:: DOCUMENT TEXT ::
◆ ◆ ◆ ◆ ◆ ◆ ◆

Literature DB >> 32477527

A case report revealing acute onset psychosis and cognitive impairment as primary manifestation in relapsing-remitting multiple sclerosis.

Anirban Nandy1, Michael Nielsen1, Claudia Hilt1, Poul Henning Mogensen1, Yousef Yavarian2.   

Abstract

Acute psychosis and cognitive impairment is a significant problem in RRMS. As it concerns in relatively young age group, our case report underscores the importance of early recognition which could impose diagnostic challenge in multiple sclerosis.
© 2020 The Authors. Clinical Case Reports published by John Wiley & Sons Ltd.

Entities:  

Keywords:  acute psychosis; atypical RRMS; cognitive impairment; early MS presentation

Year:  2020        PMID: 32477527      PMCID: PMC7250979          DOI: 10.1002/ccr3.2781

Source DB:  PubMed          Journal:  Clin Case Rep        ISSN: 2050-0904


INTRODUCTION

Multiple sclerosis (MS) is a demyelinating disorder of the central nervous system. Neuropsychiatric symptoms have previously been reported as a rare manifestation of MS, yet onset of MS with psychosis is rarely encountered especially with relapsing‐remitting type of multiple sclerosis (RRMS). Untreated psychosis in patients with MS can adversely impact on MS medication, levels of disability, and quality of life. A 23‐year‐old Caucasian male was admitted due to sudden onset of cognitive deficits, agitation, aggressive self‐harming behavior, and neurological symptoms with paresis of the right upper extremity along with ataxic gait. His clinical, radiological, and laboratorial examinations initially lead to the suspicion of ADEM, eventually diagnosed with RRMS. Acute onset of neuropsychotic symptoms with MRI brain verified fulminant contrast enhancing ovoid lesions, both nodular and ring‐enhancing involving both cerebral hemispheres, response to high dose of steroids and plasma exchange, with a relatively short interval between psychiatric and neurological signs indicate a high likelihood that acute psychosis in our patient could be a manifestation of underlying MS.

◆ ◆ ◆ ◆ ◆ ◆ ◆

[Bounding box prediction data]
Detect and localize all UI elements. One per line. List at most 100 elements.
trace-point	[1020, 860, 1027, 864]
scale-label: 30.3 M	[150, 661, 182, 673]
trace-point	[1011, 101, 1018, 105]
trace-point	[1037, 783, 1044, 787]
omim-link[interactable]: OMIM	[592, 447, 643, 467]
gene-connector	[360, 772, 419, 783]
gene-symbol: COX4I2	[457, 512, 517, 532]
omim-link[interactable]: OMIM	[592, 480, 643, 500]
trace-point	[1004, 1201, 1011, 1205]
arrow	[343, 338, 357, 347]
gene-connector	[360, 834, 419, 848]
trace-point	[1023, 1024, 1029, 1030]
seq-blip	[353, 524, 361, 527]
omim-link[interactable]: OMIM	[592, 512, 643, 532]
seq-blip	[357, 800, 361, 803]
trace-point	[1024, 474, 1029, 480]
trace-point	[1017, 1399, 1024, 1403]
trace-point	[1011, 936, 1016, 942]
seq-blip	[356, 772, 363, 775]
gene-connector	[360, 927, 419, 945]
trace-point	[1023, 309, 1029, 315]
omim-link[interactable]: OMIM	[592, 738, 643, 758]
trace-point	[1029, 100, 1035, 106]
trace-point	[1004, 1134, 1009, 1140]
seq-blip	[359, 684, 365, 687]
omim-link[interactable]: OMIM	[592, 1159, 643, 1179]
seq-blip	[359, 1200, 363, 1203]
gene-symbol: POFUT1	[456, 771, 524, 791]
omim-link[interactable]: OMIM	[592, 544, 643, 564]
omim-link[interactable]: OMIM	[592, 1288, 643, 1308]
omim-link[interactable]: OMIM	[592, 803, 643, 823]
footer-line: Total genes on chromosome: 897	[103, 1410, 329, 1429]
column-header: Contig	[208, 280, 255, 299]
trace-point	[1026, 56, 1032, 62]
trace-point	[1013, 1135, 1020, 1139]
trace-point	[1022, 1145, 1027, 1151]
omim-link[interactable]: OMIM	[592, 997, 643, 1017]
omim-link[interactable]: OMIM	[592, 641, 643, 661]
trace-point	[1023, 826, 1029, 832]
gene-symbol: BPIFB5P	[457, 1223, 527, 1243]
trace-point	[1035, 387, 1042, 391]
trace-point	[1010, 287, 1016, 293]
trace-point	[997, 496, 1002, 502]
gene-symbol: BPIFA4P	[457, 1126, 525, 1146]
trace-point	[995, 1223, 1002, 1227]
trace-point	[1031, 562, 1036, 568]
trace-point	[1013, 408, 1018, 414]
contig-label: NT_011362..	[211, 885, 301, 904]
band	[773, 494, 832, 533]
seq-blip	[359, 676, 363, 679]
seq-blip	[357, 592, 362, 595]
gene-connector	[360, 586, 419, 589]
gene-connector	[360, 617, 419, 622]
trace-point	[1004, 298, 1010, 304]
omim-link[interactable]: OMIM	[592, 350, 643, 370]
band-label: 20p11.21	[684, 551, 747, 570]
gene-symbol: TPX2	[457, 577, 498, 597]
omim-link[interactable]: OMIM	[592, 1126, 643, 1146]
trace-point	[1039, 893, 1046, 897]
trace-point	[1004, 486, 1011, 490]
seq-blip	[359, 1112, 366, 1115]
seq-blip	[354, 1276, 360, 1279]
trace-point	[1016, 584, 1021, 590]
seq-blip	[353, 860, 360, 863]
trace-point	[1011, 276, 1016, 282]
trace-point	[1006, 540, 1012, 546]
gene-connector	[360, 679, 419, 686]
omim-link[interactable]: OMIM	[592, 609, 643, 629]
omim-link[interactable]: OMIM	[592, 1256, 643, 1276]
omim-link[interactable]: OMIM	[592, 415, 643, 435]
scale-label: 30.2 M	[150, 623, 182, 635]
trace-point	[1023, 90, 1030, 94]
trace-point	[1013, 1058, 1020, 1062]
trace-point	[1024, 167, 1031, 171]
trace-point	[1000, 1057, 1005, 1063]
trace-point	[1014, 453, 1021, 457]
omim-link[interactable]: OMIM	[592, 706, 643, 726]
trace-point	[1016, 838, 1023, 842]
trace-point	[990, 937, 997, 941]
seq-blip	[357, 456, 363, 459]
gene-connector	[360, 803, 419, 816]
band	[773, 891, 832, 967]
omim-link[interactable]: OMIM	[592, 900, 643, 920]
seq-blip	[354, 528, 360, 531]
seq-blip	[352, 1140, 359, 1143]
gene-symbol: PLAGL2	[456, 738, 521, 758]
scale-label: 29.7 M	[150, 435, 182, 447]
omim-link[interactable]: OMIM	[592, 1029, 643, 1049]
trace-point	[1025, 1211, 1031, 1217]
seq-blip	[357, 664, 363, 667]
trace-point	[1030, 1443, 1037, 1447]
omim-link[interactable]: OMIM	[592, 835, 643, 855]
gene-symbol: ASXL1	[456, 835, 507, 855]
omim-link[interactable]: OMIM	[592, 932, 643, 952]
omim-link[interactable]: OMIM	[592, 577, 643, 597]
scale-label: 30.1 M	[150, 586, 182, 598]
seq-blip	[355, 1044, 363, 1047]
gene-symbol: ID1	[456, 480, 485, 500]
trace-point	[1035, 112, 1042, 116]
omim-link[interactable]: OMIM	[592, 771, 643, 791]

◆ ◆ ◆ ◆ ◆ ◆ ◆

:: PARTS OF THE EXERCISE ::
[1] According to the case report on psychosis in multiple sclerosis, why is the patient's acute psychosis likely a manifestation of underlying MS? Answer in one to three sentences.
[2] Continue the case report on psychosis in multiple sclerosis, picking up after its last sentence.
This data has no connection to the case report on psychosis in multiple sclerosis.

:: EXERCISE ANSWERS ::
[1] The psychosis is likely due to MS because the neuropsychotic symptoms began acutely and brain MRI showed fulminant contrast-enhancing ovoid lesions, both nodular and ring-enhancing, in both cerebral hemispheres. The symptoms also responded to high-dose steroids and plasma exchange, and the interval between the psychiatric and neurological signs was relatively short.

[2]
CASE REPORT

A 23‐year‐old previously healthy Caucasian male, university student with no previous psychiatric history, was hospitalized with a subacute onset, four‐day anamnesis of confusion, extreme restlessness, and diffuse cognitive deficits. Due to aggressive self‐harming behavior, paranoia, suicidal thoughts, and motor restlessness, psychiatric consultation was requested for assistance. There was no history of drug or alcohol abuse, and no known family history of mood or psychotic disorder. A general examination revealed no rashes and normal vital parameters. Physical examination showed decreased motor function of the right lower extremity along with ataxic gait without any signs of an underlying myopathy. He was awake but remained confused, agitated, restless, had agnosia, and was not able to recognize either his mother or girlfriend. During admission, the patient expressed unrealistic and irrelevant thoughts. Furthermore, increased latency to give his personal data such as birth‐date was observed. He was aggressive with suicidal thoughts. These symptoms had dramatically worsened within 2 days prior to admission. There were no associated seizures or headaches. He was afebrile (37.1°) with peripheral oxygen saturation 98%, blood pressure (135/67 mmHg), respiratory rate (21 breaths/min), and heart rate (83 beats/min). The initial serum biochemistry showed results within normal parameters for hematology, electrolytes, infection parameters, and thyroid test (including thyroid antibodies). Acute routine cerebrospinal fluid examination revealed 5 leukocytes (mononuclear), lactate 1.6 mmol/L, mildly elevated protein 0.56 g/L and glucose 3.6 mmol/L, normal IgG, and negative oligoclonal bands. Intrathecal Herpes simplex virus, Varicella zoster, and Borrelia PCRs were negative. Cytomegalovirus IgG was also negative. CT‐cerebrum showed multiple low‐density lesions without intracranial hemorrhages, ischemia or space‐occupying lesions. MRI brain showed fulminant contrast enhancing ovoid lesions, both nodular and ring‐enhancing involving both cerebral hemispheres involving callososeptal interface, also including left infratentorial involving pons and medulla oblongata raising suspicion of severe demyelination disorders (eg, acute disseminated encephalomyelitis (ADEM) or MS), malignancy and neuroinfection (Figure 1). No medullary lesions were found (Figure 3).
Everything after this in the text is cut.